#### Material for this task

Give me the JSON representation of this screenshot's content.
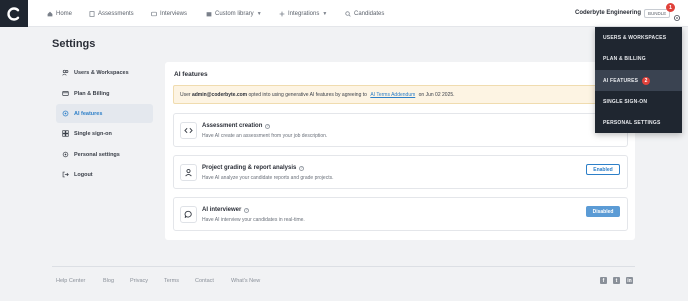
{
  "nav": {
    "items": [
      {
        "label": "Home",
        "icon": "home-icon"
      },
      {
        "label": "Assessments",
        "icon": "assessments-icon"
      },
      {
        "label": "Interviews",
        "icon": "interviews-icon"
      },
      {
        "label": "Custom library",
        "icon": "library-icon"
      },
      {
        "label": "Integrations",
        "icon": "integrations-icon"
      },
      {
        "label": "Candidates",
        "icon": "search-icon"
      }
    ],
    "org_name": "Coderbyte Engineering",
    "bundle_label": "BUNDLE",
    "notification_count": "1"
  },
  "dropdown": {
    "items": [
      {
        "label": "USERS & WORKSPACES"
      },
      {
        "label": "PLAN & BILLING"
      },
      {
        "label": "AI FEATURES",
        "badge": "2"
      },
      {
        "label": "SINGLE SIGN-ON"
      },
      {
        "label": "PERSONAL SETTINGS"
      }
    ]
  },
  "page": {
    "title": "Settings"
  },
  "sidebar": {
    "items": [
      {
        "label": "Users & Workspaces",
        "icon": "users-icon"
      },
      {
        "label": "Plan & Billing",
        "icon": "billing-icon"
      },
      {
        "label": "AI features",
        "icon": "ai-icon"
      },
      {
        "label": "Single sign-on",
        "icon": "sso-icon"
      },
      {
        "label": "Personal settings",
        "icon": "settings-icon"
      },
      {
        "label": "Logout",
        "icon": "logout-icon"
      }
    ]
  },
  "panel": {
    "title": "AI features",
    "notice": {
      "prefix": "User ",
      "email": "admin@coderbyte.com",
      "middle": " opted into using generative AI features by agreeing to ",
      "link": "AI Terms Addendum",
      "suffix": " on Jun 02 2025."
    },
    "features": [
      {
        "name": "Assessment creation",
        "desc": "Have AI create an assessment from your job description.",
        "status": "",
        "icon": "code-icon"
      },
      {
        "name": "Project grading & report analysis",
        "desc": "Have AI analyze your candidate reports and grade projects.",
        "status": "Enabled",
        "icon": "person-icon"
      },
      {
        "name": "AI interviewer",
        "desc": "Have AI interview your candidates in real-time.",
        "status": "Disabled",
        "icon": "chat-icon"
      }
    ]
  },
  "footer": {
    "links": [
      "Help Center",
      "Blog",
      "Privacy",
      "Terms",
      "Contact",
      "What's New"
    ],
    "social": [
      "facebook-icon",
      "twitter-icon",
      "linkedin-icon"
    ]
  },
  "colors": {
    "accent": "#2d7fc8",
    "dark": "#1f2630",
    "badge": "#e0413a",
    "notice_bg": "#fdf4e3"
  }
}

#### Stated task
Write out the whole listing again, exactly, with no pictures.

#### The completed task
Give me the JSON representation of this screenshot's content.
{
  "nav": {
    "items": [
      {
        "label": "Home",
        "icon": "home-icon"
      },
      {
        "label": "Assessments",
        "icon": "assessments-icon"
      },
      {
        "label": "Interviews",
        "icon": "interviews-icon"
      },
      {
        "label": "Custom library",
        "icon": "library-icon"
      },
      {
        "label": "Integrations",
        "icon": "integrations-icon"
      },
      {
        "label": "Candidates",
        "icon": "search-icon"
      }
    ],
    "org_name": "Coderbyte Engineering",
    "bundle_label": "BUNDLE",
    "notification_count": "1"
  },
  "dropdown": {
    "items": [
      {
        "label": "USERS & WORKSPACES"
      },
      {
        "label": "PLAN & BILLING"
      },
      {
        "label": "AI FEATURES",
        "badge": "2"
      },
      {
        "label": "SINGLE SIGN-ON"
      },
      {
        "label": "PERSONAL SETTINGS"
      }
    ]
  },
  "page": {
    "title": "Settings"
  },
  "sidebar": {
    "items": [
      {
        "label": "Users & Workspaces",
        "icon": "users-icon"
      },
      {
        "label": "Plan & Billing",
        "icon": "billing-icon"
      },
      {
        "label": "AI features",
        "icon": "ai-icon"
      },
      {
        "label": "Single sign-on",
        "icon": "sso-icon"
      },
      {
        "label": "Personal settings",
        "icon": "settings-icon"
      },
      {
        "label": "Logout",
        "icon": "logout-icon"
      }
    ]
  },
  "panel": {
    "title": "AI features",
    "notice": {
      "prefix": "User ",
      "email": "admin@coderbyte.com",
      "middle": " opted into using generative AI features by agreeing to ",
      "link": "AI Terms Addendum",
      "suffix": " on Jun 02 2025."
    },
    "features": [
      {
        "name": "Assessment creation",
        "desc": "Have AI create an assessment from your job description.",
        "status": "",
        "icon": "code-icon"
      },
      {
        "name": "Project grading & report analysis",
        "desc": "Have AI analyze your candidate reports and grade projects.",
        "status": "Enabled",
        "icon": "person-icon"
      },
      {
        "name": "AI interviewer",
        "desc": "Have AI interview your candidates in real-time.",
        "status": "Disabled",
        "icon": "chat-icon"
      }
    ]
  },
  "footer": {
    "links": [
      "Help Center",
      "Blog",
      "Privacy",
      "Terms",
      "Contact",
      "What's New"
    ],
    "social": [
      "facebook-icon",
      "twitter-icon",
      "linkedin-icon"
    ]
  },
  "colors": {
    "accent": "#2d7fc8",
    "dark": "#1f2630",
    "badge": "#e0413a",
    "notice_bg": "#fdf4e3"
  }
}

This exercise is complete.